(Data excerpts)
════════════════════

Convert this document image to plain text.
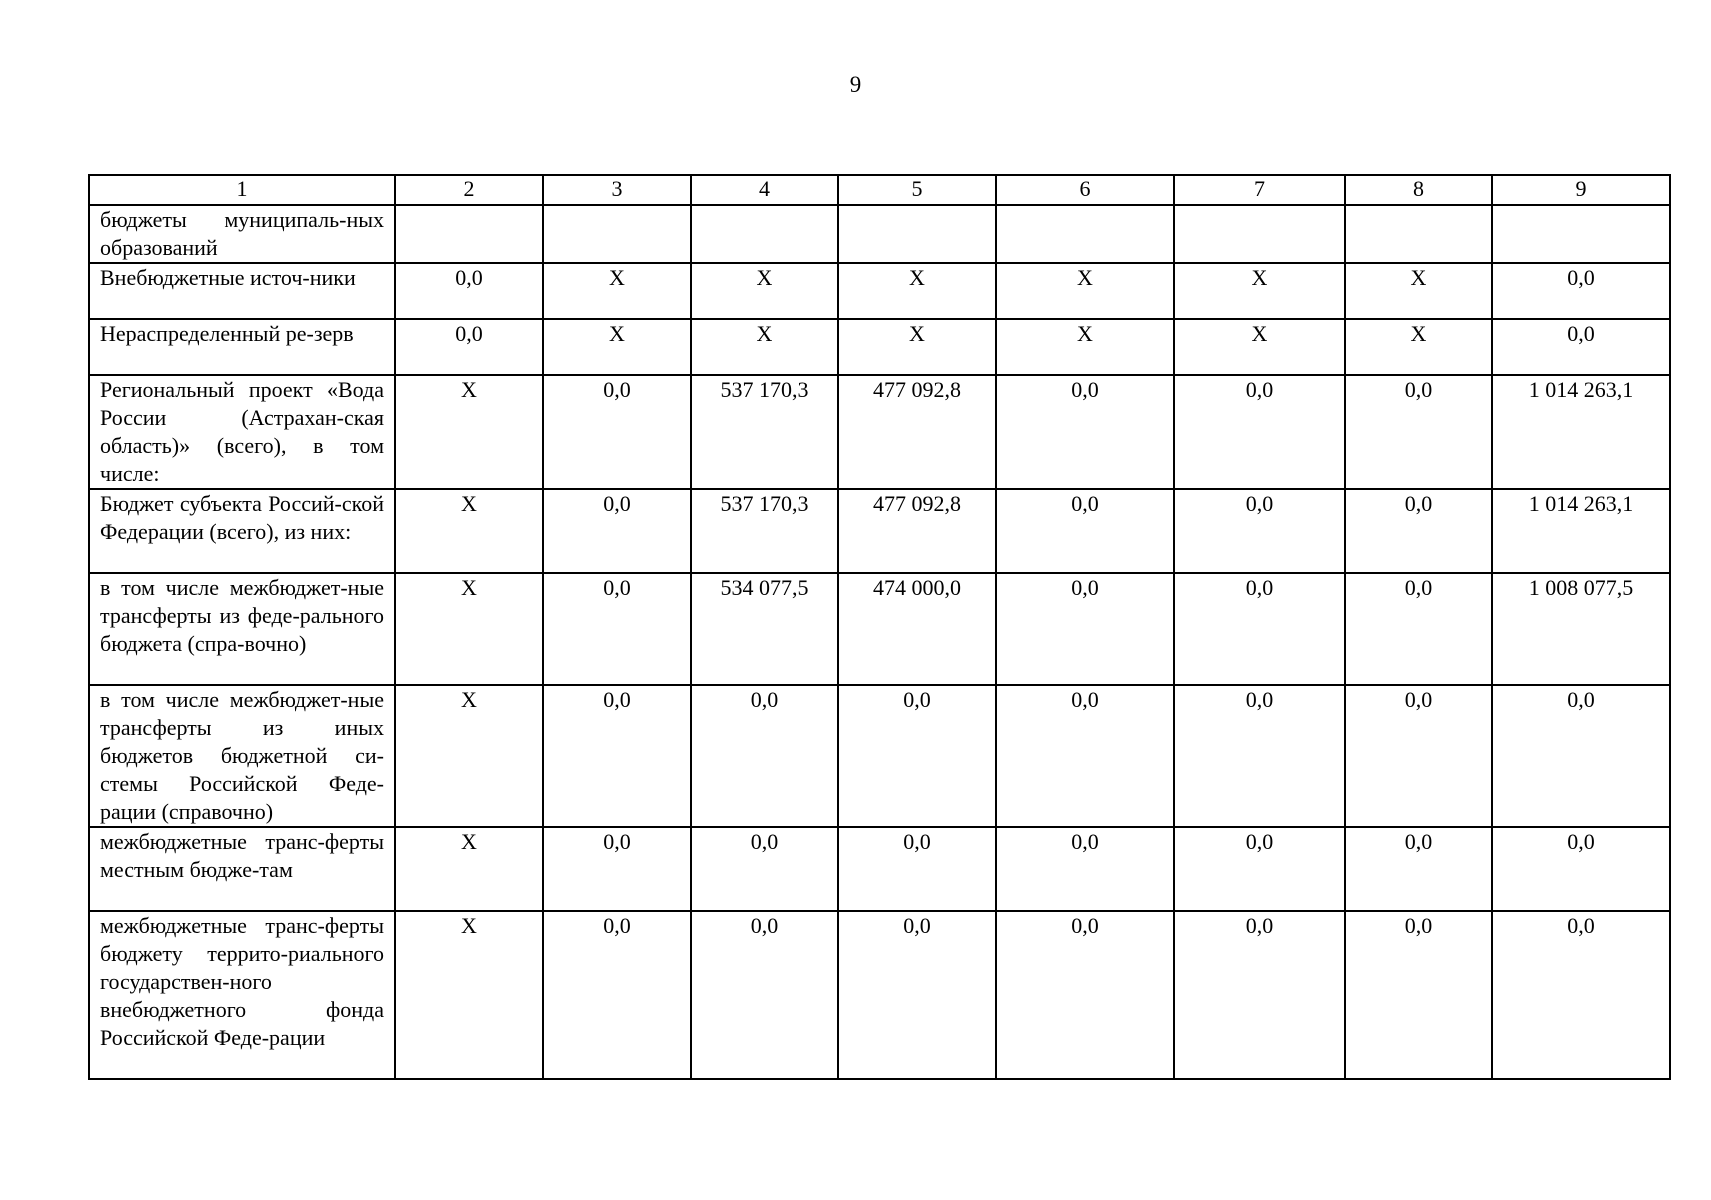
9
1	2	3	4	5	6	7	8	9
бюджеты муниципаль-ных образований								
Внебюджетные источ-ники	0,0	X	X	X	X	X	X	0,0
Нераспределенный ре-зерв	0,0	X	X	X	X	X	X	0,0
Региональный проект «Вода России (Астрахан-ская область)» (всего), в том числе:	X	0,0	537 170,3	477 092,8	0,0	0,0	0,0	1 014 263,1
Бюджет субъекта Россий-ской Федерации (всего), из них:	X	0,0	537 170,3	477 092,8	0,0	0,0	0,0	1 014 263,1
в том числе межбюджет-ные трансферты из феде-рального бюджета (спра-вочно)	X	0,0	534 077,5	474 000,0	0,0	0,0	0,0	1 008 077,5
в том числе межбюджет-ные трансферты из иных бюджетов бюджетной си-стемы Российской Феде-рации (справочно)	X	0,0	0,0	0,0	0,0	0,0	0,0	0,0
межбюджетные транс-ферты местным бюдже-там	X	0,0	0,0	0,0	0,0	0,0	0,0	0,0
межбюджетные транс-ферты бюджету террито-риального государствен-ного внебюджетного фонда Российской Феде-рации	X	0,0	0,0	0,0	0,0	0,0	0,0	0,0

════════════════════

#### [Short exercise]
Copy out all the data exactly; skip the pictures.

#### [Correct result]
Convert this document image to plain text.
9
1	2	3	4	5	6	7	8	9
бюджеты муниципаль-ных образований								
Внебюджетные источ-ники	0,0	X	X	X	X	X	X	0,0
Нераспределенный ре-зерв	0,0	X	X	X	X	X	X	0,0
Региональный проект «Вода России (Астрахан-ская область)» (всего), в том числе:	X	0,0	537 170,3	477 092,8	0,0	0,0	0,0	1 014 263,1
Бюджет субъекта Россий-ской Федерации (всего), из них:	X	0,0	537 170,3	477 092,8	0,0	0,0	0,0	1 014 263,1
в том числе межбюджет-ные трансферты из феде-рального бюджета (спра-вочно)	X	0,0	534 077,5	474 000,0	0,0	0,0	0,0	1 008 077,5
в том числе межбюджет-ные трансферты из иных бюджетов бюджетной си-стемы Российской Феде-рации (справочно)	X	0,0	0,0	0,0	0,0	0,0	0,0	0,0
межбюджетные транс-ферты местным бюдже-там	X	0,0	0,0	0,0	0,0	0,0	0,0	0,0
межбюджетные транс-ферты бюджету террито-риального государствен-ного внебюджетного фонда Российской Феде-рации	X	0,0	0,0	0,0	0,0	0,0	0,0	0,0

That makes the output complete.